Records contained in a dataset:
----------------------------------------

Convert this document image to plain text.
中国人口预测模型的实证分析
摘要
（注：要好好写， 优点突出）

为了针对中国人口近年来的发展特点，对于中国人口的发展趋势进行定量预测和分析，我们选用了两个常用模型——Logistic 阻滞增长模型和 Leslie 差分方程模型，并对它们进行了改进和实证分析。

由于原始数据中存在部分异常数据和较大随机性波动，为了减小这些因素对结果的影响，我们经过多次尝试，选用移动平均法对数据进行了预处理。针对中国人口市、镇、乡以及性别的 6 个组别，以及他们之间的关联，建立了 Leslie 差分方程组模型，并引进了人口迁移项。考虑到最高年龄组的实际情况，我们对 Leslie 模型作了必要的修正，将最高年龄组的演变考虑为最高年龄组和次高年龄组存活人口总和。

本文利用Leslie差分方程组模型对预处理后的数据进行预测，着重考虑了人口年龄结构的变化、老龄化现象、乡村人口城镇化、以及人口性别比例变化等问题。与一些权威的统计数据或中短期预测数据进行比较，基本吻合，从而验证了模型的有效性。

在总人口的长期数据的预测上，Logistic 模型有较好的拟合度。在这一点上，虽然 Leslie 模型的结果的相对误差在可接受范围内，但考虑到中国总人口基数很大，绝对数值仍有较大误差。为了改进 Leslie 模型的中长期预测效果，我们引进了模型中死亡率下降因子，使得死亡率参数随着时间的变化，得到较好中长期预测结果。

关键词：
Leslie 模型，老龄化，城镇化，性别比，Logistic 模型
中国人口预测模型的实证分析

----------------------------------------

■ **Description of the task**
Report only how many lines in the records contain the word "Logistic".

■ **Task result**
3